## PROBLEM REQUIREMENTS
Omit images. Retype all entries verbatim.

## DATASET
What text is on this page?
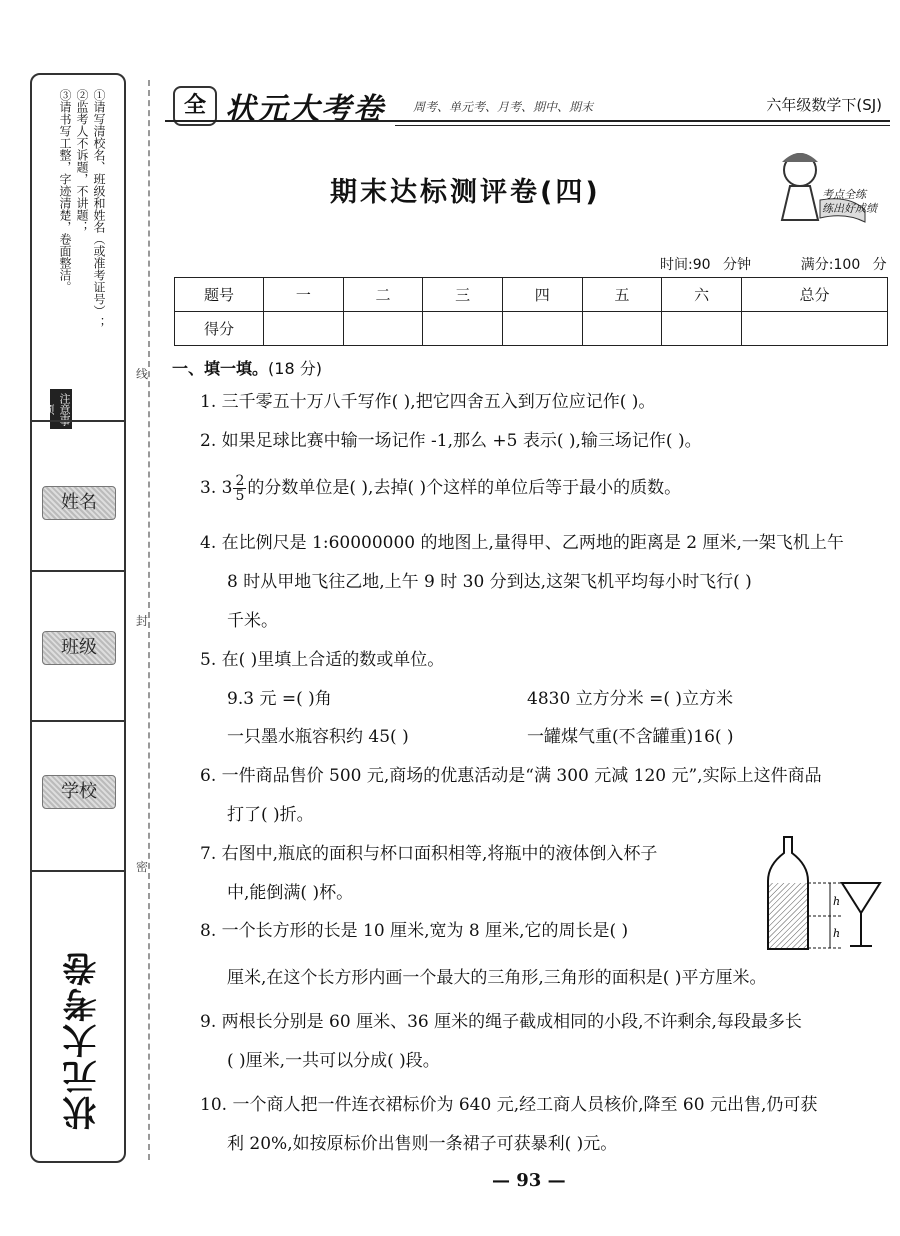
①请写清校名、班级和姓名（或准考证号）；
②监考人不诉题，不讲题；
③请书写工整，字迹清楚，卷面整洁。
注意事项
姓名
班级
学校
状元大考卷
线
封
密
全 状元大考卷 周考、单元考、月考、期中、期末	六年级数学下(SJ)
期末达标测评卷(四)	考点全练
练出好成绩
时间:90 分钟	满分:100 分
题号	一	二	三	四	五	六	总分
得分							
一、填一填。(18 分)
1. 三千零五十万八千写作( ),把它四舍五入到万位应记作( )。
2. 如果足球比赛中输一场记作 -1,那么 +5 表示( ),输三场记作( )。
3. $3 \frac{2}{5}$ 的分数单位是( ),去掉( )个这样的单位后等于最小的质数。
4. 在比例尺是 1:60000000 的地图上,量得甲、乙两地的距离是 2 厘米,一架飞机上午
8 时从甲地飞往乙地,上午 9 时 30 分到达,这架飞机平均每小时飞行( )
千米。
5. 在( )里填上合适的数或单位。
9.3 元 =( )角	4830 立方分米 =( )立方米
一只墨水瓶容积约 45( )	一罐煤气重(不含罐重)16( )
6. 一件商品售价 500 元,商场的优惠活动是“满 300 元减 120 元”,实际上这件商品
打了( )折。
7. 右图中,瓶底的面积与杯口面积相等,将瓶中的液体倒入杯子
中,能倒满( )杯。
8. 一个长方形的长是 10 厘米,宽为 8 厘米,它的周长是( )
厘米,在这个长方形内画一个最大的三角形,三角形的面积是( )平方厘米。
9. 两根长分别是 60 厘米、36 厘米的绳子截成相同的小段,不许剩余,每段最多长
( )厘米,一共可以分成( )段。
10. 一个商人把一件连衣裙标价为 640 元,经工商人员核价,降至 60 元出售,仍可获
利 20%,如按原标价出售则一条裙子可获暴利( )元。
h
h
— 93 —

## TASK RESPONSE
What text is on this page?
①请写清校名、班级和姓名（或准考证号）；
②监考人不诉题，不讲题；
③请书写工整，字迹清楚，卷面整洁。
注意事项
姓名
班级
学校
状元大考卷
线
封
密
全 状元大考卷 周考、单元考、月考、期中、期末	六年级数学下(SJ)
期末达标测评卷(四)	考点全练
练出好成绩
时间:90 分钟	满分:100 分
题号	一	二	三	四	五	六	总分
得分							
一、填一填。(18 分)
1. 三千零五十万八千写作( ),把它四舍五入到万位应记作( )。
2. 如果足球比赛中输一场记作 -1,那么 +5 表示( ),输三场记作( )。
3. $3 \frac{2}{5}$ 的分数单位是( ),去掉( )个这样的单位后等于最小的质数。
4. 在比例尺是 1:60000000 的地图上,量得甲、乙两地的距离是 2 厘米,一架飞机上午
8 时从甲地飞往乙地,上午 9 时 30 分到达,这架飞机平均每小时飞行( )
千米。
5. 在( )里填上合适的数或单位。
9.3 元 =( )角	4830 立方分米 =( )立方米
一只墨水瓶容积约 45( )	一罐煤气重(不含罐重)16( )
6. 一件商品售价 500 元,商场的优惠活动是“满 300 元减 120 元”,实际上这件商品
打了( )折。
7. 右图中,瓶底的面积与杯口面积相等,将瓶中的液体倒入杯子
中,能倒满( )杯。
8. 一个长方形的长是 10 厘米,宽为 8 厘米,它的周长是( )
厘米,在这个长方形内画一个最大的三角形,三角形的面积是( )平方厘米。
9. 两根长分别是 60 厘米、36 厘米的绳子截成相同的小段,不许剩余,每段最多长
( )厘米,一共可以分成( )段。
10. 一个商人把一件连衣裙标价为 640 元,经工商人员核价,降至 60 元出售,仍可获
利 20%,如按原标价出售则一条裙子可获暴利( )元。
h
h
— 93 —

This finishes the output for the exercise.